### [Set problem]
Retype every one of the entries below line for line, changing nothing.

[Entries of boxed elements]
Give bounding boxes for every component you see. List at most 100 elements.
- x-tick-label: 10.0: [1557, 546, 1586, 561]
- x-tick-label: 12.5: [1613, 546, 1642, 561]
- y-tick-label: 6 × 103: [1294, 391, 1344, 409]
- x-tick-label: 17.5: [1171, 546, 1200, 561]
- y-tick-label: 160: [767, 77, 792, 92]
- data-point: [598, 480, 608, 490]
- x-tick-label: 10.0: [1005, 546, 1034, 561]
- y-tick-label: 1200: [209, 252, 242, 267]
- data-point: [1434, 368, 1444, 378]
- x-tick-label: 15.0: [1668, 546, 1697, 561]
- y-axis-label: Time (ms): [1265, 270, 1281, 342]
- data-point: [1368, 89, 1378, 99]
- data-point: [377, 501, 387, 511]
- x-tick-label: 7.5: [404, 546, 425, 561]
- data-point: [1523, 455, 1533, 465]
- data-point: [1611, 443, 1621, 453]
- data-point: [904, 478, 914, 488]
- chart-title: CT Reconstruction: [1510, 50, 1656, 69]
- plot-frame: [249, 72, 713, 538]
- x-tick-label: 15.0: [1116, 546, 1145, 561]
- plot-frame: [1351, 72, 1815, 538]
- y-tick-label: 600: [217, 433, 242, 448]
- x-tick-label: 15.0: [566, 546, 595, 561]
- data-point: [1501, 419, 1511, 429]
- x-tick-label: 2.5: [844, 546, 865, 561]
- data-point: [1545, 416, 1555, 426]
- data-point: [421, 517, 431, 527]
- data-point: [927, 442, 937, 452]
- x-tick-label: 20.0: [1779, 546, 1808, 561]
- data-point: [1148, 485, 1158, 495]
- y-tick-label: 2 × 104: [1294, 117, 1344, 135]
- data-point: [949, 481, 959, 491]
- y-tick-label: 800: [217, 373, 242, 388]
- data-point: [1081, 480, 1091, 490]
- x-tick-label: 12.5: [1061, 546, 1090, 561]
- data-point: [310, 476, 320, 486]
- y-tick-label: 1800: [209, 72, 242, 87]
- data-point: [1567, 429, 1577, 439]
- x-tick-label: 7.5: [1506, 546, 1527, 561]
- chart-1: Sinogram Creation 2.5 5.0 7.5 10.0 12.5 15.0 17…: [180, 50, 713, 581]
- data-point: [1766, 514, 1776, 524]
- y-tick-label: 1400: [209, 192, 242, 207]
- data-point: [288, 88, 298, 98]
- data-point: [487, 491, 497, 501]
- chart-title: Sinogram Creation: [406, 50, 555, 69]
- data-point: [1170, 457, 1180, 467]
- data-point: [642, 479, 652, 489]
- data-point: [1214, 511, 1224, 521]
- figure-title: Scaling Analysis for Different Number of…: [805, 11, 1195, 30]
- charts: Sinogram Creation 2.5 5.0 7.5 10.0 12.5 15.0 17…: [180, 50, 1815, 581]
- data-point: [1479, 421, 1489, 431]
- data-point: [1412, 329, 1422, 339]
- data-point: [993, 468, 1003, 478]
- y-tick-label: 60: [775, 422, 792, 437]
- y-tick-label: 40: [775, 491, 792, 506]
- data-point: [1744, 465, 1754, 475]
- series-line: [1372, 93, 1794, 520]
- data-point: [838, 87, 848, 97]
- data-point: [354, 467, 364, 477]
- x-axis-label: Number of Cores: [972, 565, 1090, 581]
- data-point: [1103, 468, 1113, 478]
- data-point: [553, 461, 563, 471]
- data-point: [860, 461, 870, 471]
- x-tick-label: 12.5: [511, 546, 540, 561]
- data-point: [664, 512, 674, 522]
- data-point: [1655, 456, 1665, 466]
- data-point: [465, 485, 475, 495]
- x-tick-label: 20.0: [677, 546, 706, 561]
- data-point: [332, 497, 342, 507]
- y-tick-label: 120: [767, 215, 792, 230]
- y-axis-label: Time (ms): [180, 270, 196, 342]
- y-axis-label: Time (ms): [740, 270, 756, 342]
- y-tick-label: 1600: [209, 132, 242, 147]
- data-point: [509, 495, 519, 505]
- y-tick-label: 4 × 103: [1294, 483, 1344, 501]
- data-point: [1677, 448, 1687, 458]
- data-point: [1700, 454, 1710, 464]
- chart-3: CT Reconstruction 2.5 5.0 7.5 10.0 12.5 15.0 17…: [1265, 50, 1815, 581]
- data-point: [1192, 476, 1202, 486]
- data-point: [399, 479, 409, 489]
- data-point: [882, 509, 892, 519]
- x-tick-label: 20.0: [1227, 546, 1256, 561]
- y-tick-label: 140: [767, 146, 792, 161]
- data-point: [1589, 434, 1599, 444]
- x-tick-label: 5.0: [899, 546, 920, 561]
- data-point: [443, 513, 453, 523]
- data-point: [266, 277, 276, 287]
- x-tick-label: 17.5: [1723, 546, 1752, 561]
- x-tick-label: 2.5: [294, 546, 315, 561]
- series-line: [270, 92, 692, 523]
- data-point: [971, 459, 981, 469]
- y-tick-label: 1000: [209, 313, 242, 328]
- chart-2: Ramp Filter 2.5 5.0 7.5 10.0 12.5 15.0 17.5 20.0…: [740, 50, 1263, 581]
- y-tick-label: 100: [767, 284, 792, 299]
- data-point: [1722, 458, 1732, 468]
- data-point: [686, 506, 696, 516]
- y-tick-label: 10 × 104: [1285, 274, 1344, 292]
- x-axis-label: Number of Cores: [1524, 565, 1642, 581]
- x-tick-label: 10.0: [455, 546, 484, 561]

### [Reply]
Give bounding boxes for every component you see. List at most 100 elements.
- x-tick-label: 10.0: [1557, 546, 1586, 561]
- x-tick-label: 12.5: [1613, 546, 1642, 561]
- y-tick-label: 6 × 103: [1294, 391, 1344, 409]
- x-tick-label: 17.5: [1171, 546, 1200, 561]
- y-tick-label: 160: [767, 77, 792, 92]
- data-point: [598, 480, 608, 490]
- x-tick-label: 10.0: [1005, 546, 1034, 561]
- y-tick-label: 1200: [209, 252, 242, 267]
- data-point: [1434, 368, 1444, 378]
- x-tick-label: 15.0: [1668, 546, 1697, 561]
- y-axis-label: Time (ms): [1265, 270, 1281, 342]
- data-point: [1368, 89, 1378, 99]
- data-point: [377, 501, 387, 511]
- x-tick-label: 7.5: [404, 546, 425, 561]
- data-point: [1523, 455, 1533, 465]
- data-point: [1611, 443, 1621, 453]
- data-point: [904, 478, 914, 488]
- chart-title: CT Reconstruction: [1510, 50, 1656, 69]
- plot-frame: [249, 72, 713, 538]
- x-tick-label: 15.0: [1116, 546, 1145, 561]
- plot-frame: [1351, 72, 1815, 538]
- y-tick-label: 600: [217, 433, 242, 448]
- x-tick-label: 15.0: [566, 546, 595, 561]
- data-point: [1501, 419, 1511, 429]
- x-tick-label: 2.5: [844, 546, 865, 561]
- data-point: [1545, 416, 1555, 426]
- data-point: [421, 517, 431, 527]
- data-point: [927, 442, 937, 452]
- x-tick-label: 20.0: [1779, 546, 1808, 561]
- data-point: [1148, 485, 1158, 495]
- y-tick-label: 2 × 104: [1294, 117, 1344, 135]
- data-point: [949, 481, 959, 491]
- y-tick-label: 800: [217, 373, 242, 388]
- data-point: [1081, 480, 1091, 490]
- x-tick-label: 12.5: [1061, 546, 1090, 561]
- data-point: [310, 476, 320, 486]
- y-tick-label: 1800: [209, 72, 242, 87]
- data-point: [1567, 429, 1577, 439]
- x-tick-label: 7.5: [1506, 546, 1527, 561]
- chart-1: Sinogram Creation 2.5 5.0 7.5 10.0 12.5 15.0 17…: [180, 50, 713, 581]
- data-point: [1766, 514, 1776, 524]
- y-tick-label: 1400: [209, 192, 242, 207]
- data-point: [288, 88, 298, 98]
- data-point: [487, 491, 497, 501]
- chart-title: Sinogram Creation: [406, 50, 555, 69]
- data-point: [1170, 457, 1180, 467]
- data-point: [642, 479, 652, 489]
- data-point: [1214, 511, 1224, 521]
- figure-title: Scaling Analysis for Different Number of…: [805, 11, 1195, 30]
- charts: Sinogram Creation 2.5 5.0 7.5 10.0 12.5 15.0 17…: [180, 50, 1815, 581]
- data-point: [1479, 421, 1489, 431]
- data-point: [1412, 329, 1422, 339]
- data-point: [993, 468, 1003, 478]
- y-tick-label: 60: [775, 422, 792, 437]
- y-tick-label: 40: [775, 491, 792, 506]
- data-point: [1744, 465, 1754, 475]
- series-line: [1372, 93, 1794, 520]
- data-point: [838, 87, 848, 97]
- data-point: [354, 467, 364, 477]
- x-axis-label: Number of Cores: [972, 565, 1090, 581]
- data-point: [1103, 468, 1113, 478]
- data-point: [553, 461, 563, 471]
- data-point: [860, 461, 870, 471]
- x-tick-label: 12.5: [511, 546, 540, 561]
- data-point: [664, 512, 674, 522]
- data-point: [1655, 456, 1665, 466]
- data-point: [465, 485, 475, 495]
- x-tick-label: 20.0: [677, 546, 706, 561]
- data-point: [332, 497, 342, 507]
- y-tick-label: 120: [767, 215, 792, 230]
- y-axis-label: Time (ms): [180, 270, 196, 342]
- y-axis-label: Time (ms): [740, 270, 756, 342]
- y-tick-label: 1600: [209, 132, 242, 147]
- data-point: [509, 495, 519, 505]
- y-tick-label: 4 × 103: [1294, 483, 1344, 501]
- data-point: [1677, 448, 1687, 458]
- data-point: [1700, 454, 1710, 464]
- chart-3: CT Reconstruction 2.5 5.0 7.5 10.0 12.5 15.0 17…: [1265, 50, 1815, 581]
- data-point: [1192, 476, 1202, 486]
- data-point: [399, 479, 409, 489]
- data-point: [882, 509, 892, 519]
- x-tick-label: 20.0: [1227, 546, 1256, 561]
- y-tick-label: 140: [767, 146, 792, 161]
- data-point: [1589, 434, 1599, 444]
- x-tick-label: 5.0: [899, 546, 920, 561]
- data-point: [443, 513, 453, 523]
- data-point: [266, 277, 276, 287]
- x-tick-label: 17.5: [1723, 546, 1752, 561]
- x-tick-label: 2.5: [294, 546, 315, 561]
- series-line: [270, 92, 692, 523]
- data-point: [971, 459, 981, 469]
- y-tick-label: 1000: [209, 313, 242, 328]
- chart-2: Ramp Filter 2.5 5.0 7.5 10.0 12.5 15.0 17.5 20.0…: [740, 50, 1263, 581]
- y-tick-label: 100: [767, 284, 792, 299]
- data-point: [1722, 458, 1732, 468]
- data-point: [686, 506, 696, 516]
- y-tick-label: 10 × 104: [1285, 274, 1344, 292]
- x-axis-label: Number of Cores: [1524, 565, 1642, 581]
- x-tick-label: 10.0: [455, 546, 484, 561]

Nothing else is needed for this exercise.